### WHAT NEEDS TO BE DONE
Pull out each line of the records holding the string "autre".
--- GIVEN RECORDS ---
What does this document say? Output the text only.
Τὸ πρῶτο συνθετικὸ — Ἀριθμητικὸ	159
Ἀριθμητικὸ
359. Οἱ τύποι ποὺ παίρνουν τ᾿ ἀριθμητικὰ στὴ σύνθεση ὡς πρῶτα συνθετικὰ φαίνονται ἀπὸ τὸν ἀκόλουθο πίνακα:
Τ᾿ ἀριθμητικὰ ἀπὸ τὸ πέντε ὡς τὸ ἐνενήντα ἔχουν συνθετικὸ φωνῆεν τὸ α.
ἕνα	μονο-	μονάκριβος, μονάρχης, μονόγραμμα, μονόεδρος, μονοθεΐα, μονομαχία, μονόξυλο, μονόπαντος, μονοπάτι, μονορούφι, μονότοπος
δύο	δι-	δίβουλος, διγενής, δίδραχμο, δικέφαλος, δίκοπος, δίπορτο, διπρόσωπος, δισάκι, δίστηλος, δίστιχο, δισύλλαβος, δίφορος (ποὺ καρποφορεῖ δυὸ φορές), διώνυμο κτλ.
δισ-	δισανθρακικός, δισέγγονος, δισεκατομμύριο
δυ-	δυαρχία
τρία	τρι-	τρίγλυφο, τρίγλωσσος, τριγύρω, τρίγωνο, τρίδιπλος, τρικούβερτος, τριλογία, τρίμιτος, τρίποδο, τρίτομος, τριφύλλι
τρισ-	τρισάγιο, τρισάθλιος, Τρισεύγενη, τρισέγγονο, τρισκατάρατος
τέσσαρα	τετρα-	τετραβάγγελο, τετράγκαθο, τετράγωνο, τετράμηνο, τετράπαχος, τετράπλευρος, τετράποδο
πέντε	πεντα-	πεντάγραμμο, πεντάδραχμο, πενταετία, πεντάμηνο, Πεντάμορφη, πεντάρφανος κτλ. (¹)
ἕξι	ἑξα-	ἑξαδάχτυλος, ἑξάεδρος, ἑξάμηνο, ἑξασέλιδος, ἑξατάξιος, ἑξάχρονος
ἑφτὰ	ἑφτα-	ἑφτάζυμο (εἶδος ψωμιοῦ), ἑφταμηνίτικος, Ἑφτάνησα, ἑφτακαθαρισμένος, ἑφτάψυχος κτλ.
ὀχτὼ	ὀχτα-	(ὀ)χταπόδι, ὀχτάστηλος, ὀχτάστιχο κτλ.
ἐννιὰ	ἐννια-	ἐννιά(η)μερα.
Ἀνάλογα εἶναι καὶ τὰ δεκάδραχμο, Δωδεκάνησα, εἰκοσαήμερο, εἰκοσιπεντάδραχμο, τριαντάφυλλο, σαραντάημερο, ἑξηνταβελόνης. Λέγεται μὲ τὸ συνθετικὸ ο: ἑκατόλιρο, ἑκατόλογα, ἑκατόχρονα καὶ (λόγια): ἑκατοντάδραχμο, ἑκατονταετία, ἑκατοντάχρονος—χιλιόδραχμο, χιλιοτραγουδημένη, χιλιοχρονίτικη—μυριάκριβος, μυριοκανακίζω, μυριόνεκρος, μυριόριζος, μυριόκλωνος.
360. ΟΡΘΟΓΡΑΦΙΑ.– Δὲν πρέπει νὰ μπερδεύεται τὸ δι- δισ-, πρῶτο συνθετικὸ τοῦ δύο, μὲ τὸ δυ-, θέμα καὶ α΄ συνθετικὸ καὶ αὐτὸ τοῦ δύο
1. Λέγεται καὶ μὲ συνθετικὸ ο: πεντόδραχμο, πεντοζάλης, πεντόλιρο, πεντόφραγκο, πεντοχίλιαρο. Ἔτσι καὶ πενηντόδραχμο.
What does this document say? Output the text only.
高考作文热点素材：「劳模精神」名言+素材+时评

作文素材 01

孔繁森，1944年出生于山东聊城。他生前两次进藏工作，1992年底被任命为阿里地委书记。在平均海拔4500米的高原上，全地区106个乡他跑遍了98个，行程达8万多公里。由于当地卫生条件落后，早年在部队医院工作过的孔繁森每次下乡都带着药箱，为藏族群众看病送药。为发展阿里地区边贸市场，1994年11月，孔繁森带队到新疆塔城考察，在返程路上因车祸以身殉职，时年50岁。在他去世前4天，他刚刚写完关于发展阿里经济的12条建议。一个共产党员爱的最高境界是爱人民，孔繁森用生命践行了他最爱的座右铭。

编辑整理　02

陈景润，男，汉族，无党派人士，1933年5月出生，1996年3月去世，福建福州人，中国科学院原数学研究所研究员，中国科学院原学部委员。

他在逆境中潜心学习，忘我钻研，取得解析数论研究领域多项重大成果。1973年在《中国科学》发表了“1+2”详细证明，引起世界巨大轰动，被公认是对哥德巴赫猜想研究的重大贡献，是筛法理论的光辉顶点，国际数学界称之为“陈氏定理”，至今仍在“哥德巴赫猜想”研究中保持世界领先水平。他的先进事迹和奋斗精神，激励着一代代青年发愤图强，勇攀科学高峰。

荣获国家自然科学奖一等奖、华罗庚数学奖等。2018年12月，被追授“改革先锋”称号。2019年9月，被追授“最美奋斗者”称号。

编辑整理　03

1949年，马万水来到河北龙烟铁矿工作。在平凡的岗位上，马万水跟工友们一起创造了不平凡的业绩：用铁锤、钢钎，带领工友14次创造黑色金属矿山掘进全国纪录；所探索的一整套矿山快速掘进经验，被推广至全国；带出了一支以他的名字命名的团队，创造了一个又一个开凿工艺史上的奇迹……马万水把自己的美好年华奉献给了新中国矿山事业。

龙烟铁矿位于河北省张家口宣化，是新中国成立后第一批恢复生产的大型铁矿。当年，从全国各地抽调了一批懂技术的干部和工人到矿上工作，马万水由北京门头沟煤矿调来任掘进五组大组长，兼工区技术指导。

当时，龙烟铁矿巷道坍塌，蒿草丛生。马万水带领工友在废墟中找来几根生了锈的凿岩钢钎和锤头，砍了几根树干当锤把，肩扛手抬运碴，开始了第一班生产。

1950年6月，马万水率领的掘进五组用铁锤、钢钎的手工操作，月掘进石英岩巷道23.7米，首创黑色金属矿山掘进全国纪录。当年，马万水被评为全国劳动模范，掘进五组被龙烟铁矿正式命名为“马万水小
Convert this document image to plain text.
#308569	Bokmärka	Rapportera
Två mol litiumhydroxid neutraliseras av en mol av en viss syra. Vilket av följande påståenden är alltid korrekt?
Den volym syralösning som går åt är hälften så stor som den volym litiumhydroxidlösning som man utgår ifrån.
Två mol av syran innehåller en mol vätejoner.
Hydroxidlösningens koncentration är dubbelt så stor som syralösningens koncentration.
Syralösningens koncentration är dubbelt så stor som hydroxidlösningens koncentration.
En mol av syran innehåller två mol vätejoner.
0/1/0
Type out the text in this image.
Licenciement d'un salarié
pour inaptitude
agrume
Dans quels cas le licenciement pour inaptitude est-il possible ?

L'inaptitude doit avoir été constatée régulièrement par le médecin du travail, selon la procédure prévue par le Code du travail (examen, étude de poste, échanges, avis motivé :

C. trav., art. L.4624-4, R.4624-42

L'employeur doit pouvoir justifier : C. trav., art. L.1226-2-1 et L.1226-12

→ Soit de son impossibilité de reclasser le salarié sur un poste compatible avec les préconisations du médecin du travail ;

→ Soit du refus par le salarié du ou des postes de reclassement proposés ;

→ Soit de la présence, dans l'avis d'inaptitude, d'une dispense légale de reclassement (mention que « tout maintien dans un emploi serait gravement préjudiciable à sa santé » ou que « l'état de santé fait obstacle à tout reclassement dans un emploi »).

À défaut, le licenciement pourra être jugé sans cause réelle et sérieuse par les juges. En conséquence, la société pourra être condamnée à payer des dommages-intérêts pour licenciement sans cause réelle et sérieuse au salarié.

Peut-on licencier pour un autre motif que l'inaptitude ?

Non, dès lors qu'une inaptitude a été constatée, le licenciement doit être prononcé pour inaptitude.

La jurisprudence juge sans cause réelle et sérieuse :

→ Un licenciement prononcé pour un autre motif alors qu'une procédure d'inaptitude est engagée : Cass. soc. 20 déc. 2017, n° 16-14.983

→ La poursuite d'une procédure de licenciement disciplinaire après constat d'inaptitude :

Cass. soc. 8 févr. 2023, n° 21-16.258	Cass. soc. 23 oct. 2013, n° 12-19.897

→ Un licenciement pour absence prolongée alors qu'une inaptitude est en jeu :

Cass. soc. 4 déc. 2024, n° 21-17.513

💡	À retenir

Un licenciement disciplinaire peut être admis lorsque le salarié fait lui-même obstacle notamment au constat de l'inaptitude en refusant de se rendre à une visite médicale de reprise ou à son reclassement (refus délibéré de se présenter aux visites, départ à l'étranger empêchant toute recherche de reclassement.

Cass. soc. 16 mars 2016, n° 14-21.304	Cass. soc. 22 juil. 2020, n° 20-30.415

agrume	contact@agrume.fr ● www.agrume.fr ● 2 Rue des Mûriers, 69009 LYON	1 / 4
---
### CORRECT RESPONSE
Peut-on licencier pour un autre motif que l'inaptitude ?
→ Un licenciement prononcé pour un autre motif alors qu'une procédure d'inaptitude est engagée : Cass. soc. 20 déc. 2017, n° 16-14.983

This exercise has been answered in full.